(Data entries)
· · · ·

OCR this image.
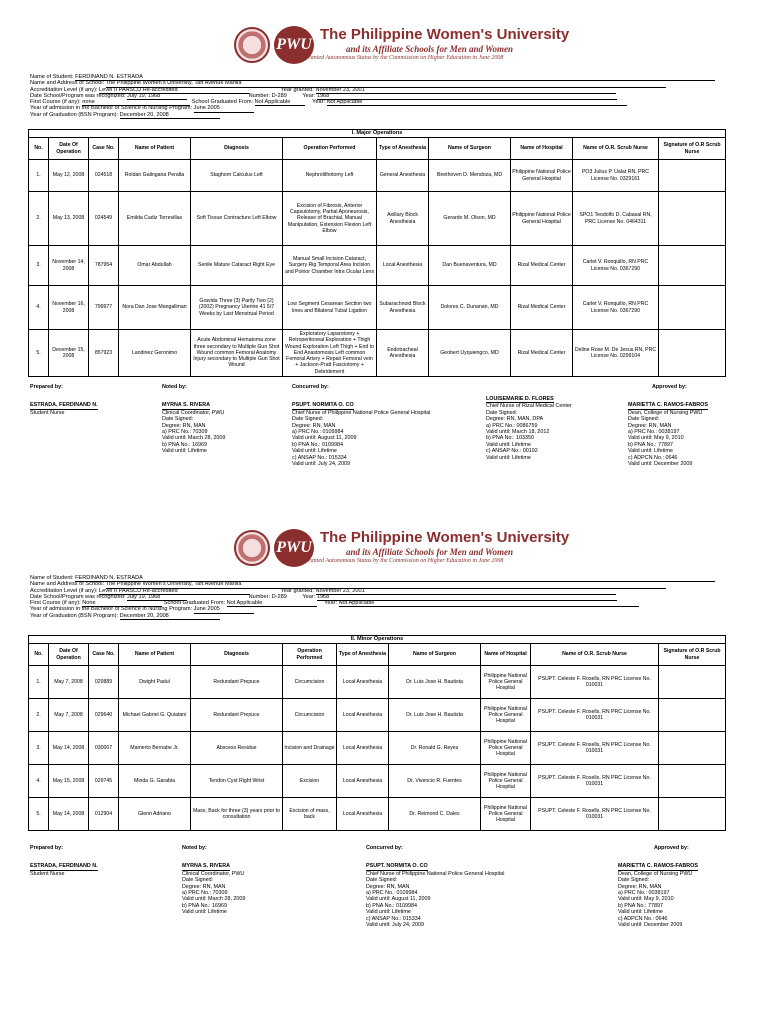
PWU
The Philippine Women's University
and its Affiliate Schools for Men and Women
Granted Autonomous Status by the Commission on Higher Education in June 2008
Name of Student: FERDINAND N. ESTRADA
Name and Address of School: The Philippine Women's University, Taft Avenue Manila
Accreditation Level (if any): Level II PAASCU Re-accredited	Year granted: November 23, 2001
Date School/Program was recognized: July 19, 1968	Number: D-289	Year: 1968
First Course (if any): none	School Graduated From: Not Applicable	Year: Not Applicable
Year of admission in the Bachelor of Science in Nursing Program: June 2005
Year of Graduation (BSN Program): December 20, 2008
I. Major Operations										
No.	Date Of Operation	Case No.	Name of Patient	Diagnosis	Operation Performed	Type of Anesthesia	Name of Surgeon	Name of Hospital	Name of O.R. Scrub Nurse	Signature of O.R Scrub Nurse
1.	May 12, 2008	024518	Roldan Galingana Peralta	Staghorn Calculus Left	Nephrolithotomy Left	General Anesthesia	Beethoven D. Mendoza, MD	Philippine National Police General Hospital	PO3 Julius P. Ualat RN, PRC License No. 0329161	
2.	May 13, 2008	024549	Emilda Cadiz Torrevillas	Soft Tissue Contracture Left Elbow	Excision of Fibrosis, Anterior Capsulotomy, Partial Aponeurosis, Release of Brachial, Manual Manipulation, Extension Flexion Left Elbow	Axillary Block Anesthesia	Gerardo M. Olson, MD	Philippine National Police General Hospital	SPO1 Teodolfo D. Cabasal RN, PRC License No. 0464311	
3.	November 14, 2008	787954	Omar Abdullah	Senile Mature Cataract Right Eye	Manual Small Incision Cataract, Surgery Rig Temporal Area Incision and Poirior Chamber Intra Ocular Lens	Local Anesthesia	Dan Buenaventura, MD	Rizal Medical Center	Carlet V. Ronquillo, RN PRC License No. 0367290	
4.	November 16, 2008	799977	Nora Dan Jose Mangallman	Gravida Three (3) Parity Two (2) (2002) Pregnancy Uterine 41 5/7 Weeks by Last Menstrual Period	Low Segment Cesarean Section two lines and Bilateral Tubal Ligation	Subarachnoid Block Anesthesia	Dolores C. Dunanan, MD	Rizal Medical Center	Carlet V. Ronquillo, RN PRC License No. 0367290	
5.	December 15, 2008	857923	Landinez Geronimo	Acute Abdominal Hematoma zone three secondary to Multiple Gun Shot Wound common Femoral Anatomy Injury secondary to Multiple Gun Shot Wound	Exploratory Laparotomy + Retroperitoneal Exploration + Thigh Wound Exploration Left Thigh + End to End Anastomosis Left common Femoral Artery + Repair Femoral vein + Jackson-Pratt Fasciotomy + Debridement	Endotracheal Anesthesia	Geobert Uyquiengco, MD	Rizal Medical Center	Deline Rose M. De Jesus RN, PRC License No. 0299104	
Prepared by:
ESTRADA, FERDINAND N.
Student Nurse
Noted by:
MYRNA S. RIVERA
Clinical Coordinator, PWU
Date Signed:
Degree: RN, MAN
a) PRC No.: 70309
Valid until: March 28, 2009
b) PNA No.: 16969
Valid until: Lifetime
Concurred by:
PSUPT. NORMITA O. CO
Chief Nurse of Philippine National Police General Hospital
Date Signed:
Degree: RN, MAN
a) PRC No.: 0109984
Valid until: August 11, 2009
b) PNA No.: 0109984
Valid until: Lifetime
c) ANSAP No.: 015334
Valid until: July 24, 2009
LOUISEMARIE D. FLORES
Chief Nurse of Rizal Medical Center
Date Signed:
Degree: RN, MAN, DPA
a) PRC No.: 0086759
Valid until: March 18, 2012
b) PNA No.: 103350
Valid until: Lifetime
c) ANSAP No.: 00192
Valid until: Lifetime
Approved by:
MARIETTA C. RAMOS-FABROS
Dean, College of Nursing PWU
Date Signed:
Degree: RN, MAN
a) PRC No.: 0038197
Valid until: May 9, 2010
b) PNA No.: 77897
Valid until: Lifetime
c) ADPCN No.: 0646
Valid until: December 2009
PWU
The Philippine Women's University
and its Affiliate Schools for Men and Women
Granted Autonomous Status by the Commission on Higher Education in June 2008
Name of Student: FERDINAND N. ESTRADA
Name and Address of School: The Philippine Women's University, Taft Avenue Manila
Accreditation Level (if any): Level II PAASCU Re-accredited	Year granted: November 23, 2001
Date School/Program was recognized: July 19, 1968	Number: D-289	Year: 1968
First Course (if any): None	School Graduated From: Not Applicable	Year: Not Applicable
Year of admission in the Bachelor of Science in Nursing Program: June 2005
Year of Graduation (BSN Program): December 20, 2008
II. Minor Operations										
No.	Date Of Operation	Case No.	Name of Patient	Diagnosis	Operation Performed	Type of Anesthesia	Name of Surgeon	Name of Hospital	Name of O.R. Scrub Nurse	Signature of O.R Scrub Nurse
1.	May 7, 2008	029889	Dwight Padul	Redundant Prepuce	Circumcision	Local Anesthesia	Dr. Luis Jose H. Bautista	Philippine National Police General Hospital	PSUPT. Celeste F. Rosells, RN PRC License No. 010031	
2.	May 7, 2008	029640	Michael Gabriel G. Quiatani	Redundant Prepuce	Circumcision	Local Anesthesia	Dr. Luis Jose H. Bautista	Philippine National Police General Hospital	PSUPT. Celeste F. Rosells, RN PRC License No. 010031	
3.	May 14, 2008	030007	Mamerto Bernabe Jr.	Abscess Residue	Incision and Drainage	Local Anesthesia	Dr. Ronald G. Reyes	Philippine National Police General Hospital	PSUPT. Celeste F. Rosells, RN PRC License No. 010031	
4.	May 15, 2008	029745	Minda G. Garabia	Tendon Cyst Right Wrist	Excision	Local Anesthesia	Dr. Vivencio R. Fuentes	Philippine National Police General Hospital	PSUPT. Celeste F. Rosells, RN PRC License No. 010031	
5.	May 14, 2008	012904	Glenn Adriano	Mass, Back for three (3) years prior to consultation	Excision of mass, back	Local Anesthesia	Dr. Reimond C. Dales	Philippine National Police General Hospital	PSUPT. Celeste F. Rosells, RN PRC License No. 010031	
Prepared by:
ESTRADA, FERDINAND N.
Student Nurse
Noted by:
MYRNA S. RIVERA
Clinical Coordinator, PWU
Date Signed:
Degree: RN, MAN
a) PRC No.: 70309
Valid until: March 28, 2009
b) PNA No.: 16969
Valid until: Lifetime
Concurred by:
PSUPT. NORMITA O. CO
Chief Nurse of Philippine National Police General Hospital
Date Signed:
Degree: RN, MAN
a) PRC No.: 0109984
Valid until: August 11, 2009
b) PNA No.: 0109984
Valid until: Lifetime
c) ANSAP No.: 015334
Valid until: July 24, 2009
Approved by:
MARIETTA C. RAMOS-FABROS
Dean, College of Nursing PWU
Date Signed:
Degree: RN, MAN
a) PRC No.: 0038197
Valid until: May 9, 2010
b) PNA No.: 77897
Valid until: Lifetime
c) ADPCN No.: 0646
Valid until: December 2009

· · · ·

| Exercise requirements |
Copy the data word for word. Pictures do not go in the copy.

| Solution to this exercise |
OCR this image.
PWU
The Philippine Women's University
and its Affiliate Schools for Men and Women
Granted Autonomous Status by the Commission on Higher Education in June 2008
Name of Student: FERDINAND N. ESTRADA
Name and Address of School: The Philippine Women's University, Taft Avenue Manila
Accreditation Level (if any): Level II PAASCU Re-accredited	Year granted: November 23, 2001
Date School/Program was recognized: July 19, 1968	Number: D-289	Year: 1968
First Course (if any): none	School Graduated From: Not Applicable	Year: Not Applicable
Year of admission in the Bachelor of Science in Nursing Program: June 2005
Year of Graduation (BSN Program): December 20, 2008
I. Major Operations										
No.	Date Of Operation	Case No.	Name of Patient	Diagnosis	Operation Performed	Type of Anesthesia	Name of Surgeon	Name of Hospital	Name of O.R. Scrub Nurse	Signature of O.R Scrub Nurse
1.	May 12, 2008	024518	Roldan Galingana Peralta	Staghorn Calculus Left	Nephrolithotomy Left	General Anesthesia	Beethoven D. Mendoza, MD	Philippine National Police General Hospital	PO3 Julius P. Ualat RN, PRC License No. 0329161	
2.	May 13, 2008	024549	Emilda Cadiz Torrevillas	Soft Tissue Contracture Left Elbow	Excision of Fibrosis, Anterior Capsulotomy, Partial Aponeurosis, Release of Brachial, Manual Manipulation, Extension Flexion Left Elbow	Axillary Block Anesthesia	Gerardo M. Olson, MD	Philippine National Police General Hospital	SPO1 Teodolfo D. Cabasal RN, PRC License No. 0464311	
3.	November 14, 2008	787954	Omar Abdullah	Senile Mature Cataract Right Eye	Manual Small Incision Cataract, Surgery Rig Temporal Area Incision and Poirior Chamber Intra Ocular Lens	Local Anesthesia	Dan Buenaventura, MD	Rizal Medical Center	Carlet V. Ronquillo, RN PRC License No. 0367290	
4.	November 16, 2008	799977	Nora Dan Jose Mangallman	Gravida Three (3) Parity Two (2) (2002) Pregnancy Uterine 41 5/7 Weeks by Last Menstrual Period	Low Segment Cesarean Section two lines and Bilateral Tubal Ligation	Subarachnoid Block Anesthesia	Dolores C. Dunanan, MD	Rizal Medical Center	Carlet V. Ronquillo, RN PRC License No. 0367290	
5.	December 15, 2008	857923	Landinez Geronimo	Acute Abdominal Hematoma zone three secondary to Multiple Gun Shot Wound common Femoral Anatomy Injury secondary to Multiple Gun Shot Wound	Exploratory Laparotomy + Retroperitoneal Exploration + Thigh Wound Exploration Left Thigh + End to End Anastomosis Left common Femoral Artery + Repair Femoral vein + Jackson-Pratt Fasciotomy + Debridement	Endotracheal Anesthesia	Geobert Uyquiengco, MD	Rizal Medical Center	Deline Rose M. De Jesus RN, PRC License No. 0299104	
Prepared by:
ESTRADA, FERDINAND N.
Student Nurse
Noted by:
MYRNA S. RIVERA
Clinical Coordinator, PWU
Date Signed:
Degree: RN, MAN
a) PRC No.: 70309
Valid until: March 28, 2009
b) PNA No.: 16969
Valid until: Lifetime
Concurred by:
PSUPT. NORMITA O. CO
Chief Nurse of Philippine National Police General Hospital
Date Signed:
Degree: RN, MAN
a) PRC No.: 0109984
Valid until: August 11, 2009
b) PNA No.: 0109984
Valid until: Lifetime
c) ANSAP No.: 015334
Valid until: July 24, 2009
LOUISEMARIE D. FLORES
Chief Nurse of Rizal Medical Center
Date Signed:
Degree: RN, MAN, DPA
a) PRC No.: 0086759
Valid until: March 18, 2012
b) PNA No.: 103350
Valid until: Lifetime
c) ANSAP No.: 00192
Valid until: Lifetime
Approved by:
MARIETTA C. RAMOS-FABROS
Dean, College of Nursing PWU
Date Signed:
Degree: RN, MAN
a) PRC No.: 0038197
Valid until: May 9, 2010
b) PNA No.: 77897
Valid until: Lifetime
c) ADPCN No.: 0646
Valid until: December 2009
PWU
The Philippine Women's University
and its Affiliate Schools for Men and Women
Granted Autonomous Status by the Commission on Higher Education in June 2008
Name of Student: FERDINAND N. ESTRADA
Name and Address of School: The Philippine Women's University, Taft Avenue Manila
Accreditation Level (if any): Level II PAASCU Re-accredited	Year granted: November 23, 2001
Date School/Program was recognized: July 19, 1968	Number: D-289	Year: 1968
First Course (if any): None	School Graduated From: Not Applicable	Year: Not Applicable
Year of admission in the Bachelor of Science in Nursing Program: June 2005
Year of Graduation (BSN Program): December 20, 2008
II. Minor Operations										
No.	Date Of Operation	Case No.	Name of Patient	Diagnosis	Operation Performed	Type of Anesthesia	Name of Surgeon	Name of Hospital	Name of O.R. Scrub Nurse	Signature of O.R Scrub Nurse
1.	May 7, 2008	029889	Dwight Padul	Redundant Prepuce	Circumcision	Local Anesthesia	Dr. Luis Jose H. Bautista	Philippine National Police General Hospital	PSUPT. Celeste F. Rosells, RN PRC License No. 010031	
2.	May 7, 2008	029640	Michael Gabriel G. Quiatani	Redundant Prepuce	Circumcision	Local Anesthesia	Dr. Luis Jose H. Bautista	Philippine National Police General Hospital	PSUPT. Celeste F. Rosells, RN PRC License No. 010031	
3.	May 14, 2008	030007	Mamerto Bernabe Jr.	Abscess Residue	Incision and Drainage	Local Anesthesia	Dr. Ronald G. Reyes	Philippine National Police General Hospital	PSUPT. Celeste F. Rosells, RN PRC License No. 010031	
4.	May 15, 2008	029745	Minda G. Garabia	Tendon Cyst Right Wrist	Excision	Local Anesthesia	Dr. Vivencio R. Fuentes	Philippine National Police General Hospital	PSUPT. Celeste F. Rosells, RN PRC License No. 010031	
5.	May 14, 2008	012904	Glenn Adriano	Mass, Back for three (3) years prior to consultation	Excision of mass, back	Local Anesthesia	Dr. Reimond C. Dales	Philippine National Police General Hospital	PSUPT. Celeste F. Rosells, RN PRC License No. 010031	
Prepared by:
ESTRADA, FERDINAND N.
Student Nurse
Noted by:
MYRNA S. RIVERA
Clinical Coordinator, PWU
Date Signed:
Degree: RN, MAN
a) PRC No.: 70309
Valid until: March 28, 2009
b) PNA No.: 16969
Valid until: Lifetime
Concurred by:
PSUPT. NORMITA O. CO
Chief Nurse of Philippine National Police General Hospital
Date Signed:
Degree: RN, MAN
a) PRC No.: 0109984
Valid until: August 11, 2009
b) PNA No.: 0109984
Valid until: Lifetime
c) ANSAP No.: 015334
Valid until: July 24, 2009
Approved by:
MARIETTA C. RAMOS-FABROS
Dean, College of Nursing PWU
Date Signed:
Degree: RN, MAN
a) PRC No.: 0038197
Valid until: May 9, 2010
b) PNA No.: 77897
Valid until: Lifetime
c) ADPCN No.: 0646
Valid until: December 2009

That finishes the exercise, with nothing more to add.